YOUR GOAL: Output the lines of the records from the line containing "volume-bar bbox=[407, 467, 411, 515]" through the line containing "candle-body bbox=[311, 314, 315, 317]" as a JSON list of strings, one string per line, with blank lines omitted.

EXERCISE MATERIAL start

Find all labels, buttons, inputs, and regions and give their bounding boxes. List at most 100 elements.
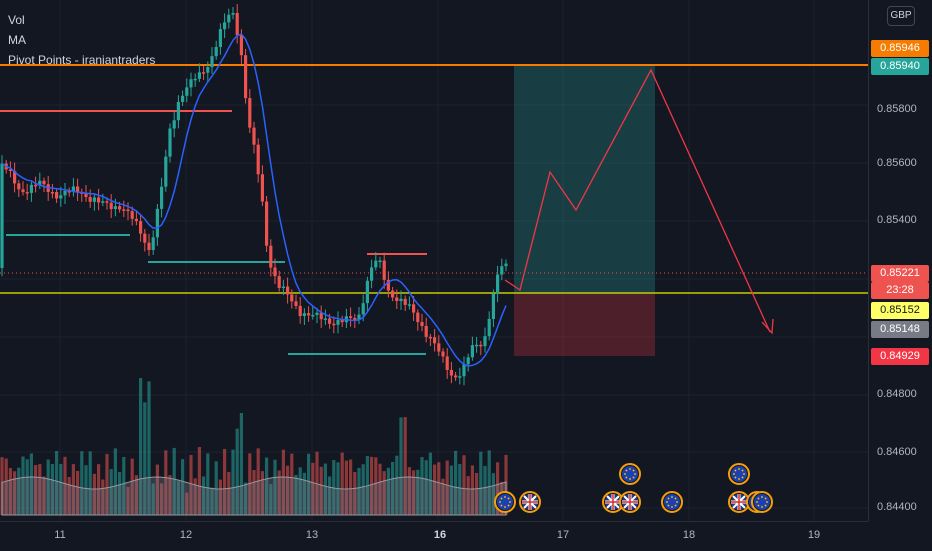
volume-bar bbox=[407, 467, 411, 515]
volume-bar bbox=[475, 472, 479, 515]
candle-body bbox=[437, 343, 441, 352]
stop-price-tag: 0.84929 bbox=[871, 348, 929, 365]
candle-body bbox=[449, 369, 453, 376]
candle-body bbox=[134, 218, 138, 222]
volume-bar bbox=[92, 473, 96, 515]
legend-vol[interactable]: Vol bbox=[8, 13, 25, 27]
candle-body bbox=[277, 276, 281, 288]
eu-flag-icon[interactable] bbox=[619, 463, 641, 485]
candle-body bbox=[294, 301, 298, 306]
eu-flag-icon[interactable] bbox=[494, 491, 516, 513]
time-axis[interactable]: 11 12 13 16 17 18 19 bbox=[0, 521, 868, 551]
candle-body bbox=[391, 290, 395, 298]
chart-canvas[interactable] bbox=[0, 0, 868, 521]
legend-ma[interactable]: MA bbox=[8, 33, 26, 47]
candle-body bbox=[42, 180, 46, 185]
legend-pivot[interactable]: Pivot Points - iraniantraders bbox=[8, 53, 156, 67]
price-axis[interactable]: GBP 0.85800 0.85600 0.85400 0.84800 0.84… bbox=[868, 0, 932, 521]
candle-body bbox=[8, 169, 12, 171]
volume-bar bbox=[374, 457, 378, 515]
candle-body bbox=[445, 356, 449, 370]
uk-flag-icon[interactable] bbox=[728, 491, 750, 513]
candle-body bbox=[311, 314, 315, 317]
candle-body bbox=[164, 156, 168, 187]
price-ma-line bbox=[1, 33, 507, 367]
candle-body bbox=[378, 260, 382, 263]
volume-bar bbox=[189, 454, 193, 515]
candle-body bbox=[13, 170, 17, 184]
volume-bar bbox=[340, 452, 344, 515]
volume-bar bbox=[101, 479, 105, 515]
candle-body bbox=[407, 304, 411, 306]
candle-body bbox=[210, 56, 214, 68]
volume-bar bbox=[105, 453, 109, 515]
volume-bar bbox=[466, 476, 470, 515]
volume-bar bbox=[130, 458, 134, 515]
volume-bar bbox=[357, 467, 361, 515]
candle-body bbox=[109, 202, 113, 210]
volume-bar bbox=[181, 459, 185, 515]
volume-bar bbox=[143, 402, 147, 515]
volume-bar bbox=[244, 482, 248, 515]
time-tick: 16 bbox=[433, 529, 447, 541]
candle-body bbox=[412, 304, 416, 313]
volume-bar bbox=[126, 486, 130, 515]
candle-body bbox=[428, 336, 432, 339]
candle-body bbox=[441, 351, 445, 357]
volume-bar bbox=[155, 464, 159, 515]
resistance-price-tag: 0.85946 bbox=[871, 40, 929, 57]
volume-bar bbox=[227, 472, 231, 515]
candle-body bbox=[59, 195, 63, 199]
eu-flag-icon[interactable] bbox=[728, 463, 750, 485]
volume-bar bbox=[168, 475, 172, 515]
volume-bar bbox=[42, 476, 46, 515]
volume-bar bbox=[403, 417, 407, 515]
volume-bar bbox=[311, 462, 315, 515]
volume-bar bbox=[13, 471, 17, 515]
time-tick: 19 bbox=[807, 529, 821, 541]
volume-bar bbox=[428, 452, 432, 515]
candle-body bbox=[491, 293, 495, 319]
volume-bar bbox=[231, 449, 235, 515]
eu-flag-icon[interactable] bbox=[751, 491, 773, 513]
volume-bar bbox=[214, 461, 218, 515]
projection-path[interactable] bbox=[504, 68, 771, 333]
volume-bar bbox=[445, 460, 449, 515]
volume-bar bbox=[391, 461, 395, 515]
volume-bar bbox=[71, 464, 75, 515]
chart-pane[interactable]: Vol MA Pivot Points - iraniantraders bbox=[0, 0, 868, 521]
candle-body bbox=[269, 245, 273, 268]
volume-bar bbox=[59, 463, 63, 515]
loss-zone[interactable] bbox=[514, 294, 655, 356]
volume-bar bbox=[382, 471, 386, 515]
profit-zone[interactable] bbox=[514, 65, 655, 294]
economic-events[interactable] bbox=[494, 463, 773, 513]
candle-body bbox=[483, 336, 487, 347]
uk-flag-icon[interactable] bbox=[602, 491, 624, 513]
candle-body bbox=[256, 144, 260, 175]
candle-body bbox=[382, 260, 386, 280]
projection-arrowhead bbox=[761, 318, 774, 335]
candle-body bbox=[126, 209, 130, 212]
volume-bar bbox=[139, 378, 143, 515]
volume-bar bbox=[176, 481, 180, 515]
volume-bar bbox=[88, 451, 92, 515]
candle-body bbox=[71, 186, 75, 192]
volume-bar bbox=[458, 464, 462, 515]
candle-body bbox=[462, 364, 466, 377]
volume-bar bbox=[84, 465, 88, 515]
volume-bar bbox=[487, 450, 491, 515]
volume-bar bbox=[286, 465, 290, 515]
candle-body bbox=[487, 318, 491, 337]
eu-flag-icon[interactable] bbox=[661, 491, 683, 513]
pivot-price-tag: 0.85152 bbox=[871, 302, 929, 319]
volume-bar bbox=[147, 381, 151, 515]
volume-bar bbox=[218, 479, 222, 515]
currency-button[interactable]: GBP bbox=[887, 6, 915, 26]
uk-flag-icon[interactable] bbox=[619, 491, 641, 513]
candle-body bbox=[172, 120, 176, 129]
uk-flag-icon[interactable] bbox=[519, 491, 541, 513]
volume-bar bbox=[118, 472, 122, 515]
candle-body bbox=[357, 314, 361, 320]
price-tick: 0.85800 bbox=[877, 103, 917, 115]
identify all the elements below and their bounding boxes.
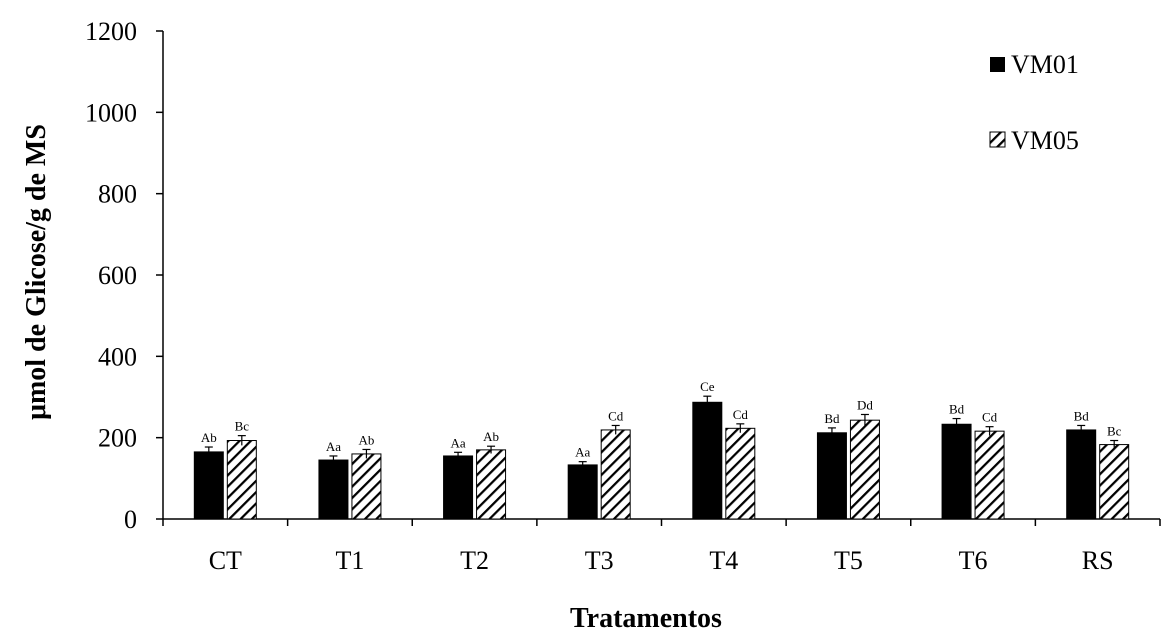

EXERCISE MATERIAL end

OUTPUT BELOW:
[
  "volume-bar bbox=[407, 467, 411, 515]",
  "volume-bar bbox=[475, 472, 479, 515]",
  "candle-body bbox=[437, 343, 441, 352]",
  "stop-price-tag: 0.84929 bbox=[871, 348, 929, 365]",
  "candle-body bbox=[449, 369, 453, 376]",
  "candle-body bbox=[134, 218, 138, 222]",
  "volume-bar bbox=[92, 473, 96, 515]",
  "legend-vol[interactable]: Vol bbox=[8, 13, 25, 27]",
  "candle-body bbox=[277, 276, 281, 288]",
  "eu-flag-icon[interactable] bbox=[619, 463, 641, 485]",
  "candle-body bbox=[294, 301, 298, 306]",
  "eu-flag-icon[interactable] bbox=[494, 491, 516, 513]",
  "time-axis[interactable]: 11 12 13 16 17 18 19 bbox=[0, 521, 868, 551]",
  "candle-body bbox=[391, 290, 395, 298]",
  "chart-canvas[interactable] bbox=[0, 0, 868, 521]",
  "legend-ma[interactable]: MA bbox=[8, 33, 26, 47]",
  "candle-body bbox=[42, 180, 46, 185]",
  "legend-pivot[interactable]: Pivot Points - iraniantraders bbox=[8, 53, 156, 67]",
  "price-axis[interactable]: GBP 0.85800 0.85600 0.85400 0.84800 0.84… bbox=[868, 0, 932, 521]",
  "candle-body bbox=[8, 169, 12, 171]",
  "volume-bar bbox=[374, 457, 378, 515]",
  "candle-body bbox=[445, 356, 449, 370]",
  "uk-flag-icon[interactable] bbox=[728, 491, 750, 513]",
  "candle-body bbox=[311, 314, 315, 317]"
]